──────── DATASET EXCERPTS

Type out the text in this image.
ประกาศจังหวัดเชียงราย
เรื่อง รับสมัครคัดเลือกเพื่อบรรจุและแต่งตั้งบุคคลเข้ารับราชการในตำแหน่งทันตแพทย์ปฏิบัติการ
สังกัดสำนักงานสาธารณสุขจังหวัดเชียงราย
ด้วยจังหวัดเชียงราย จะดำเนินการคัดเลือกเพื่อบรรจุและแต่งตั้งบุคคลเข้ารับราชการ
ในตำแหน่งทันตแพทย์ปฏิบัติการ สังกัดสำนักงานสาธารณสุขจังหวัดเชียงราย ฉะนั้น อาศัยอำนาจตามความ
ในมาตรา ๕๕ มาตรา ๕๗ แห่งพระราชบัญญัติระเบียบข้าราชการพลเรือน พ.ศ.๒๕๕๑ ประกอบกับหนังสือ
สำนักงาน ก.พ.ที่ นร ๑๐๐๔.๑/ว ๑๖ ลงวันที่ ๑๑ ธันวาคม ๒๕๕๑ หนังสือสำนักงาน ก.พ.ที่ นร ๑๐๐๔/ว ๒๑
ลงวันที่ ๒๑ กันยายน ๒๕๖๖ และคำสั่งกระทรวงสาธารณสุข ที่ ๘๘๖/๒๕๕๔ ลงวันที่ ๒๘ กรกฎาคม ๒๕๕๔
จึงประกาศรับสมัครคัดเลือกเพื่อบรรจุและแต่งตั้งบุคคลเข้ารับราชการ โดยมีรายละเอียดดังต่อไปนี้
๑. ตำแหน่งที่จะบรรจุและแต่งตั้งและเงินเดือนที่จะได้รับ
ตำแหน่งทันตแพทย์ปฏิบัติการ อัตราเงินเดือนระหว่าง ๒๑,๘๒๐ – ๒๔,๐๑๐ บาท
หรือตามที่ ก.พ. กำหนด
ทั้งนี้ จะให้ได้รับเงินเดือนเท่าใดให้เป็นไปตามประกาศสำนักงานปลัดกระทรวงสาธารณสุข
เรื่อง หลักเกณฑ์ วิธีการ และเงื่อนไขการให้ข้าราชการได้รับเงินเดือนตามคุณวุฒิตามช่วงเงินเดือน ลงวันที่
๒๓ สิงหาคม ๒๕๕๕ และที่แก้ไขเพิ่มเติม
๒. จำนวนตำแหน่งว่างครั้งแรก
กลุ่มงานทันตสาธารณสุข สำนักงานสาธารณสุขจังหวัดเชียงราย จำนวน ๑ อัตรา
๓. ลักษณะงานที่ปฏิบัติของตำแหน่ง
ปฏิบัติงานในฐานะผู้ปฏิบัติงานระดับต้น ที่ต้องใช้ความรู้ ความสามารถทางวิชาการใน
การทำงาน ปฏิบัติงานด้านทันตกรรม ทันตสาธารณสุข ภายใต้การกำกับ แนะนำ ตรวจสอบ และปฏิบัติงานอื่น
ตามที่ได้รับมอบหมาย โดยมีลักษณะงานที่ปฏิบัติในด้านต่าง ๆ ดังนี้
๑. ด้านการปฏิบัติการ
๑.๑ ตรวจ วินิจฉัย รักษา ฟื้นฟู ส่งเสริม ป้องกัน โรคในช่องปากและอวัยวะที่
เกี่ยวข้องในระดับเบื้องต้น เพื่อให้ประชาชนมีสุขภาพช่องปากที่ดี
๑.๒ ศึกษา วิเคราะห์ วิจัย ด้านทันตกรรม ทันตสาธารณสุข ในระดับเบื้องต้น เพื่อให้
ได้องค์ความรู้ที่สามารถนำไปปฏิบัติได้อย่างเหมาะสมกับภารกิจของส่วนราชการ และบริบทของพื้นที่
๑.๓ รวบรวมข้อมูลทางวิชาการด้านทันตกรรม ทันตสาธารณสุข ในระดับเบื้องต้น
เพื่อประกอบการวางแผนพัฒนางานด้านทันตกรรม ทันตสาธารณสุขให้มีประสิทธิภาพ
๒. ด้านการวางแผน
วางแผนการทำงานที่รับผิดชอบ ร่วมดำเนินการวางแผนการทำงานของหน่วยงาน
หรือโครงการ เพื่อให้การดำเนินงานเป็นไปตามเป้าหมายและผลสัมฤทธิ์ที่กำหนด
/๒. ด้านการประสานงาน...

────────────────

*EXERCISE:* Could you quote the material above in full, exactly as it stands?

*TASK RESULT:*
Type out the text in this image.
ประกาศจังหวัดเชียงราย
เรื่อง รับสมัครคัดเลือกเพื่อบรรจุและแต่งตั้งบุคคลเข้ารับราชการในตำแหน่งทันตแพทย์ปฏิบัติการ
สังกัดสำนักงานสาธารณสุขจังหวัดเชียงราย
ด้วยจังหวัดเชียงราย จะดำเนินการคัดเลือกเพื่อบรรจุและแต่งตั้งบุคคลเข้ารับราชการ
ในตำแหน่งทันตแพทย์ปฏิบัติการ สังกัดสำนักงานสาธารณสุขจังหวัดเชียงราย ฉะนั้น อาศัยอำนาจตามความ
ในมาตรา ๕๕ มาตรา ๕๗ แห่งพระราชบัญญัติระเบียบข้าราชการพลเรือน พ.ศ.๒๕๕๑ ประกอบกับหนังสือ
สำนักงาน ก.พ.ที่ นร ๑๐๐๔.๑/ว ๑๖ ลงวันที่ ๑๑ ธันวาคม ๒๕๕๑ หนังสือสำนักงาน ก.พ.ที่ นร ๑๐๐๔/ว ๒๑
ลงวันที่ ๒๑ กันยายน ๒๕๖๖ และคำสั่งกระทรวงสาธารณสุข ที่ ๘๘๖/๒๕๕๔ ลงวันที่ ๒๘ กรกฎาคม ๒๕๕๔
จึงประกาศรับสมัครคัดเลือกเพื่อบรรจุและแต่งตั้งบุคคลเข้ารับราชการ โดยมีรายละเอียดดังต่อไปนี้
๑. ตำแหน่งที่จะบรรจุและแต่งตั้งและเงินเดือนที่จะได้รับ
ตำแหน่งทันตแพทย์ปฏิบัติการ อัตราเงินเดือนระหว่าง ๒๑,๘๒๐ – ๒๔,๐๑๐ บาท
หรือตามที่ ก.พ. กำหนด
ทั้งนี้ จะให้ได้รับเงินเดือนเท่าใดให้เป็นไปตามประกาศสำนักงานปลัดกระทรวงสาธารณสุข
เรื่อง หลักเกณฑ์ วิธีการ และเงื่อนไขการให้ข้าราชการได้รับเงินเดือนตามคุณวุฒิตามช่วงเงินเดือน ลงวันที่
๒๓ สิงหาคม ๒๕๕๕ และที่แก้ไขเพิ่มเติม
๒. จำนวนตำแหน่งว่างครั้งแรก
กลุ่มงานทันตสาธารณสุข สำนักงานสาธารณสุขจังหวัดเชียงราย จำนวน ๑ อัตรา
๓. ลักษณะงานที่ปฏิบัติของตำแหน่ง
ปฏิบัติงานในฐานะผู้ปฏิบัติงานระดับต้น ที่ต้องใช้ความรู้ ความสามารถทางวิชาการใน
การทำงาน ปฏิบัติงานด้านทันตกรรม ทันตสาธารณสุข ภายใต้การกำกับ แนะนำ ตรวจสอบ และปฏิบัติงานอื่น
ตามที่ได้รับมอบหมาย โดยมีลักษณะงานที่ปฏิบัติในด้านต่าง ๆ ดังนี้
๑. ด้านการปฏิบัติการ
๑.๑ ตรวจ วินิจฉัย รักษา ฟื้นฟู ส่งเสริม ป้องกัน โรคในช่องปากและอวัยวะที่
เกี่ยวข้องในระดับเบื้องต้น เพื่อให้ประชาชนมีสุขภาพช่องปากที่ดี
๑.๒ ศึกษา วิเคราะห์ วิจัย ด้านทันตกรรม ทันตสาธารณสุข ในระดับเบื้องต้น เพื่อให้
ได้องค์ความรู้ที่สามารถนำไปปฏิบัติได้อย่างเหมาะสมกับภารกิจของส่วนราชการ และบริบทของพื้นที่
๑.๓ รวบรวมข้อมูลทางวิชาการด้านทันตกรรม ทันตสาธารณสุข ในระดับเบื้องต้น
เพื่อประกอบการวางแผนพัฒนางานด้านทันตกรรม ทันตสาธารณสุขให้มีประสิทธิภาพ
๒. ด้านการวางแผน
วางแผนการทำงานที่รับผิดชอบ ร่วมดำเนินการวางแผนการทำงานของหน่วยงาน
หรือโครงการ เพื่อให้การดำเนินงานเป็นไปตามเป้าหมายและผลสัมฤทธิ์ที่กำหนด
/๒. ด้านการประสานงาน...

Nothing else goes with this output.